[DIRECTION]
From the records below, pull each line that has "content".

[RECORD EXCERPTS]
- - -

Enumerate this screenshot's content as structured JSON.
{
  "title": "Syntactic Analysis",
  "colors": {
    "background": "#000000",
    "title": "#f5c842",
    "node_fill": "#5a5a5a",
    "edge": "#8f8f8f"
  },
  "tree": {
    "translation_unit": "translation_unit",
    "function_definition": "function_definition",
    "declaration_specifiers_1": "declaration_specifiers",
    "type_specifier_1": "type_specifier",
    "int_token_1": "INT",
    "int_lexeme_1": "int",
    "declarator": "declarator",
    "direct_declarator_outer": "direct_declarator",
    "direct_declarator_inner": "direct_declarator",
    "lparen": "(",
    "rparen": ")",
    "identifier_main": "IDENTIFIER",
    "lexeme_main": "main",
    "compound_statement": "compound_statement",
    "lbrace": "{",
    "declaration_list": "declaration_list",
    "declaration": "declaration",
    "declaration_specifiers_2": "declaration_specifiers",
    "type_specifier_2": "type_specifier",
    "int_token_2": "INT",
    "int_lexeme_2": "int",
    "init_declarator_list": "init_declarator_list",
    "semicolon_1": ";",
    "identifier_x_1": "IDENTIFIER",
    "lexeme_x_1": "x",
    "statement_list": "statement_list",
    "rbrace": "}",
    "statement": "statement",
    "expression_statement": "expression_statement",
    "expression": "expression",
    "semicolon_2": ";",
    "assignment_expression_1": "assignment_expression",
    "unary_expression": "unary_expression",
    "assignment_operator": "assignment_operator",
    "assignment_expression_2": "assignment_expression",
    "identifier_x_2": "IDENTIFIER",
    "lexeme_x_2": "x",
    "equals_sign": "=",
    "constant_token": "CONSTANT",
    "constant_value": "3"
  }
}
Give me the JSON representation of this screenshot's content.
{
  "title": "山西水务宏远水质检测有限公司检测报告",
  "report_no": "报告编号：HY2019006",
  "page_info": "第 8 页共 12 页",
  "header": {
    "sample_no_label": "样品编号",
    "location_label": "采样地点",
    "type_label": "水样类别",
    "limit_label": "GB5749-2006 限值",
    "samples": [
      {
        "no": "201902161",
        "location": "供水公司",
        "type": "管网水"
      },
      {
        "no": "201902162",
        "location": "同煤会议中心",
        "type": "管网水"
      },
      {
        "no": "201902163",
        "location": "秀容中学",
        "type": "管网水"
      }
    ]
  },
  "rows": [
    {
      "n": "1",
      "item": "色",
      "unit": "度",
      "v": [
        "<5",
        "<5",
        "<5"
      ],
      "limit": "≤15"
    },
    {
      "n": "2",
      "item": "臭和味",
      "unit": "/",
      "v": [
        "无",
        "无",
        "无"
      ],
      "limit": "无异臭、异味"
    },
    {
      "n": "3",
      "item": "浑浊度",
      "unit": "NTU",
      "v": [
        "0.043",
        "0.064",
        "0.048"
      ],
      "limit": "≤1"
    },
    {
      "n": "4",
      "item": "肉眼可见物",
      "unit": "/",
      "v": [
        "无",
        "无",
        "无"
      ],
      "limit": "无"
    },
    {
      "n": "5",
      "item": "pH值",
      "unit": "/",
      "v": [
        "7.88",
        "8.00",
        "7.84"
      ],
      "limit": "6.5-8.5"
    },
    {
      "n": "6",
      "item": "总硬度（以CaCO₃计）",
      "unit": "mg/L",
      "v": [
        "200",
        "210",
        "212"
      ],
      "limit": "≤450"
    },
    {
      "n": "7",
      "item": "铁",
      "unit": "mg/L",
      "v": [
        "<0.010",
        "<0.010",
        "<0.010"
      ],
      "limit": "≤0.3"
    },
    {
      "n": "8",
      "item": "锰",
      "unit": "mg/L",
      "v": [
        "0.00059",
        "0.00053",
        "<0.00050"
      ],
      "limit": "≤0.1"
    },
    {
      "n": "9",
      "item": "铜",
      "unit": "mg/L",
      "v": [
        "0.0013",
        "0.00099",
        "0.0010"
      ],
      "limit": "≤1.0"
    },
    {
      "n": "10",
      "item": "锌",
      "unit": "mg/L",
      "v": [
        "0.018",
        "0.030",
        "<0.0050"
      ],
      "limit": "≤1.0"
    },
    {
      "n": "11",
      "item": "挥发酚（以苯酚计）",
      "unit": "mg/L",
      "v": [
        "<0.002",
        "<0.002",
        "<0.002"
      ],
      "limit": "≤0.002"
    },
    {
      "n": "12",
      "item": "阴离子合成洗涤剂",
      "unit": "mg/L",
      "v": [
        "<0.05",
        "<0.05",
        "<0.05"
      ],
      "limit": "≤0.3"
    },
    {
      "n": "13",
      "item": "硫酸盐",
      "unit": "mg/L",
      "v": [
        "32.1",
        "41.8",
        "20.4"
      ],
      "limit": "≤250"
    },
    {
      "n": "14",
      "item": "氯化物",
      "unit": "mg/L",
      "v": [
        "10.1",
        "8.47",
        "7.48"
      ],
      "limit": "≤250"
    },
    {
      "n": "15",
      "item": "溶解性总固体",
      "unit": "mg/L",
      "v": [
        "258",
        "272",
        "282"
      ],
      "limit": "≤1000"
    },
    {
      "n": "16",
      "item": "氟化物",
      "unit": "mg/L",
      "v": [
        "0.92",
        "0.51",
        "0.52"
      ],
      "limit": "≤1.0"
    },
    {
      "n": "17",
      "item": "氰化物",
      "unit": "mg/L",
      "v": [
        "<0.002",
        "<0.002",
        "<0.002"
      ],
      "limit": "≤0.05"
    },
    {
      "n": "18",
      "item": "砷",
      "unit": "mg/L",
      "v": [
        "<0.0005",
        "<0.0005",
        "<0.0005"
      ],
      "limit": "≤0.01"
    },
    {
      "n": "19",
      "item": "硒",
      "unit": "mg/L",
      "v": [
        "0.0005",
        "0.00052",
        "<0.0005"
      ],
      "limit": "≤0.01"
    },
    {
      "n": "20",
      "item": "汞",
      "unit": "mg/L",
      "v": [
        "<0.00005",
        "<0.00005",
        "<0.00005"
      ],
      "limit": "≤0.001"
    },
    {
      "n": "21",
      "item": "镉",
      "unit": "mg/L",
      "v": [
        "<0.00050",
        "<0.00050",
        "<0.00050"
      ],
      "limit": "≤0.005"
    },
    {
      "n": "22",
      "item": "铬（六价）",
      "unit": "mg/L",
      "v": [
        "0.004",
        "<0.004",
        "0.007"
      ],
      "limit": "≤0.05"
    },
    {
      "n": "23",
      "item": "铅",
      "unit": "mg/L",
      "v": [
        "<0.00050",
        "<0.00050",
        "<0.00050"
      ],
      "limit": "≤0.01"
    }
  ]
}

- - -

[RESPONSE]
Enumerate this screenshot's content as structured JSON.
Give me the JSON representation of this screenshot's content.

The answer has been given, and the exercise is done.